WHAT THE TASK ASKS: Give, as a bare number, the count of lines that contain the word "student".
[BEGIN RECORDS PROVIDED]
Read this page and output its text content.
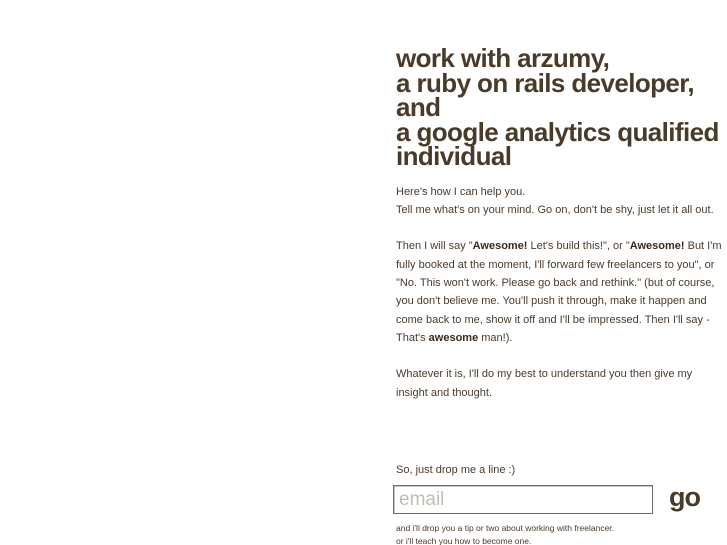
work with arzumy,
a ruby on rails developer,
and
a google analytics qualified
individual

Here's how I can help you.

Tell me what's on your mind. Go on, don't be shy, just let it all out.

Then I will say "Awesome! Let's build this!", or "Awesome! But I'm fully booked at the moment, I'll forward few freelancers to you", or "No. This won't work. Please go back and rethink." (but of course, you don't believe me. You'll push it through, make it happen and come back to me, show it off and I'll be impressed. Then I'll say - That's awesome man!).

Whatever it is, I'll do my best to understand you then give my insight and thought.

So, just drop me a line :)
email
go

and i'll drop you a tip or two about working with freelancer.

or i'll teach you how to become one.
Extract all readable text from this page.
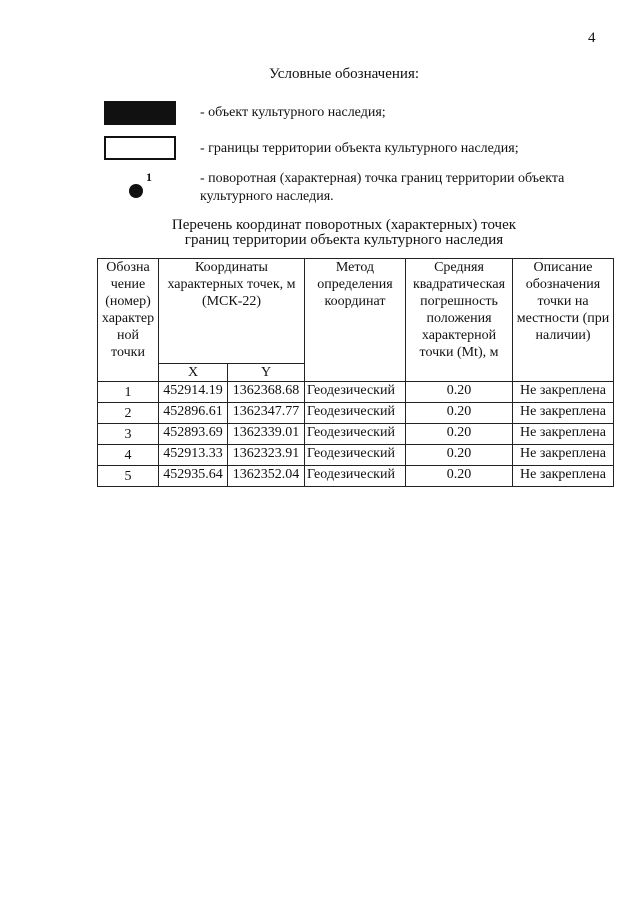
4
Условные обозначения:
- объект культурного наследия;
- границы территории объекта культурного наследия;
1	- поворотная (характерная) точка границ территории объекта культурного наследия.
Перечень координат поворотных (характерных) точек
границ территории объекта культурного наследия
Обозна чение (номер) характер ной точки	Координаты характерных точек, м (МСК-22)		Метод определения координат	Средняя квадратическая погрешность положения характерной точки (Mt), м	Описание обозначения точки на местности (при наличии)
	X	Y			
1	452914.19	1362368.68	Геодезический	0.20	Не закреплена
2	452896.61	1362347.77	Геодезический	0.20	Не закреплена
3	452893.69	1362339.01	Геодезический	0.20	Не закреплена
4	452913.33	1362323.91	Геодезический	0.20	Не закреплена
5	452935.64	1362352.04	Геодезический	0.20	Не закреплена
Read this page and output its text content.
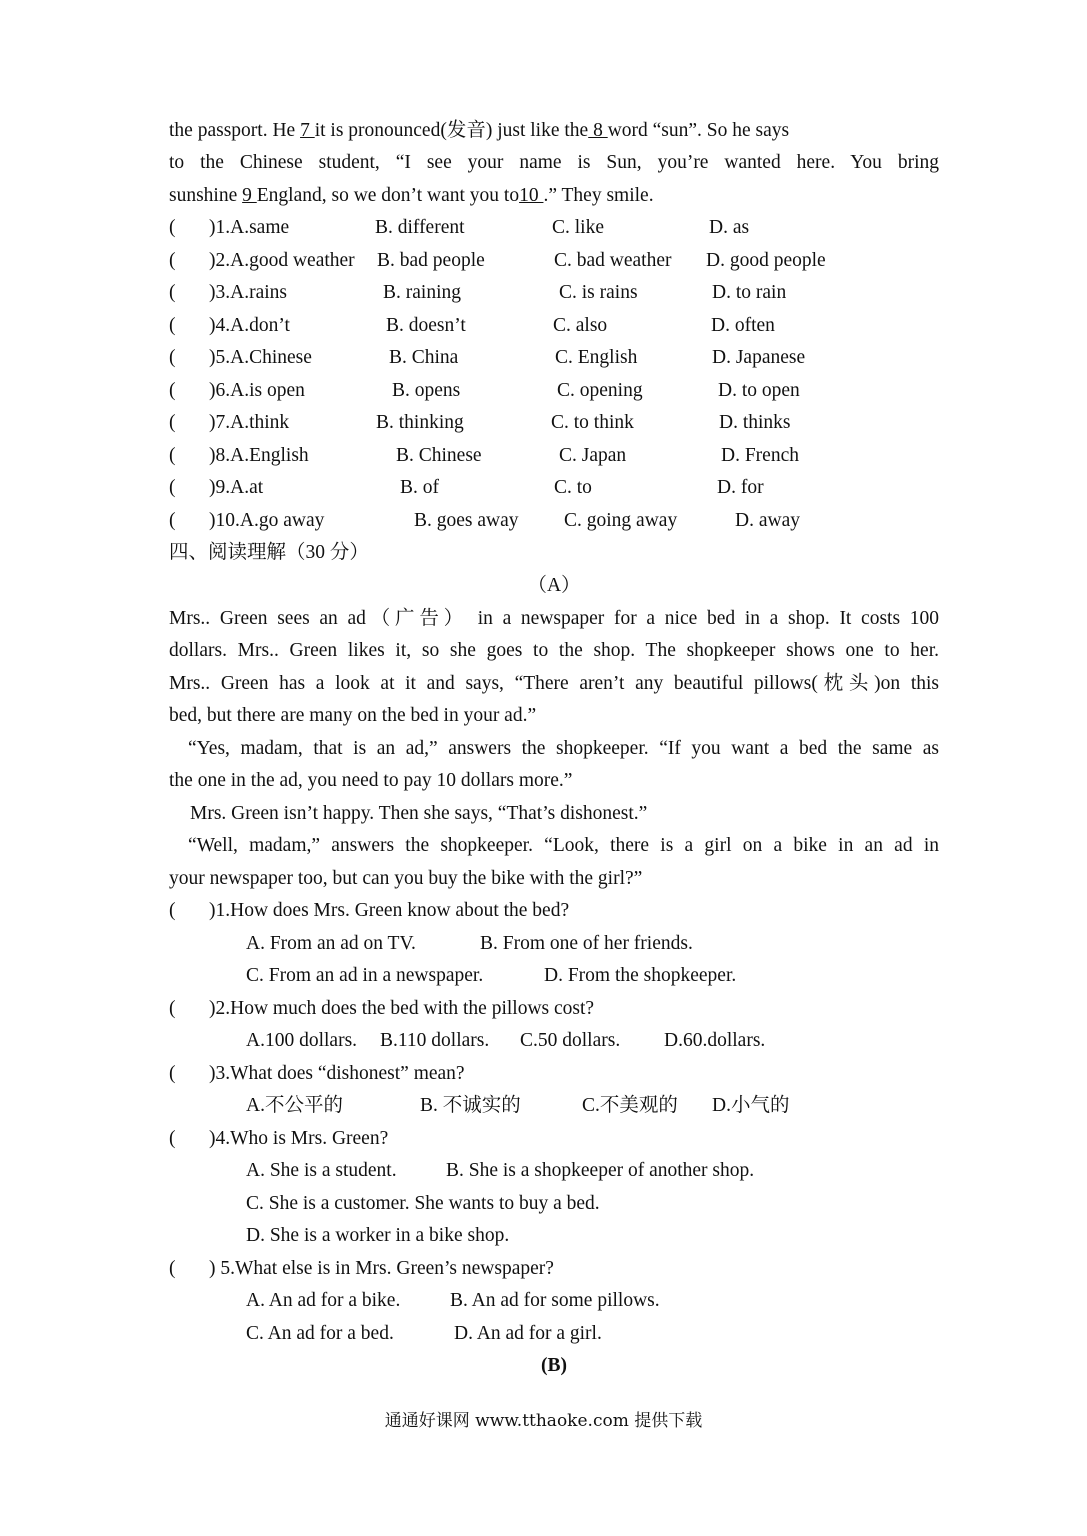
the passport. He 7 it is pronounced(发音) just like the 8 word “sun”. So he says
to the Chinese student, “I see your name is Sun, you’re wanted here. You bring
sunshine 9 England, so we don’t want you to10 .” They smile.
( )1.A.same	B. different	C. like	D. as
( )2.A.good weather B. bad people	C. bad weather D. good people
( )3.A.rains	B. raining	C. is rains	D. to rain
( )4.A.don’t	B. doesn’t	C. also	D. often
( )5.A.Chinese	B. China	C. English	D. Japanese
( )6.A.is open	B. opens	C. opening	D. to open
( )7.A.think	B. thinking	C. to think	D. thinks
( )8.A.English	B. Chinese	C. Japan	D. French
( )9.A.at	B. of	C. to	D. for
( )10.A.go away	B. goes away C. going away	D. away
四、阅读理解（30 分）
（A）
Mrs.. Green sees an ad（广告） in a newspaper for a nice bed in a shop. It costs 100
dollars. Mrs.. Green likes it, so she goes to the shop. The shopkeeper shows one to her.
Mrs.. Green has a look at it and says, “There aren’t any beautiful pillows(枕头)on this
bed, but there are many on the bed in your ad.”
“Yes, madam, that is an ad,” answers the shopkeeper. “If you want a bed the same as
the one in the ad, you need to pay 10 dollars more.”
Mrs. Green isn’t happy. Then she says, “That’s dishonest.”
“Well, madam,” answers the shopkeeper. “Look, there is a girl on a bike in an ad in
your newspaper too, but can you buy the bike with the girl?”
( )1.How does Mrs. Green know about the bed?
A. From an ad on TV.	B. From one of her friends.
C. From an ad in a newspaper.	D. From the shopkeeper.
( )2.How much does the bed with the pillows cost?
A.100 dollars. B.110 dollars. C.50 dollars. D.60.dollars.
( )3.What does “dishonest” mean?
A.不公平的	B. 不诚实的	C.不美观的 D.小气的
( )4.Who is Mrs. Green?
A. She is a student.	B. She is a shopkeeper of another shop.
C. She is a customer. She wants to buy a bed.
D. She is a worker in a bike shop.
( ) 5.What else is in Mrs. Green’s newspaper?
A. An ad for a bike.	B. An ad for some pillows.
C. An ad for a bed.	D. An ad for a girl.
(B)
通通好课网 www.tthaoke.com 提供下载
[END RECORDS PROVIDED]
SOLVED EXERCISE: 2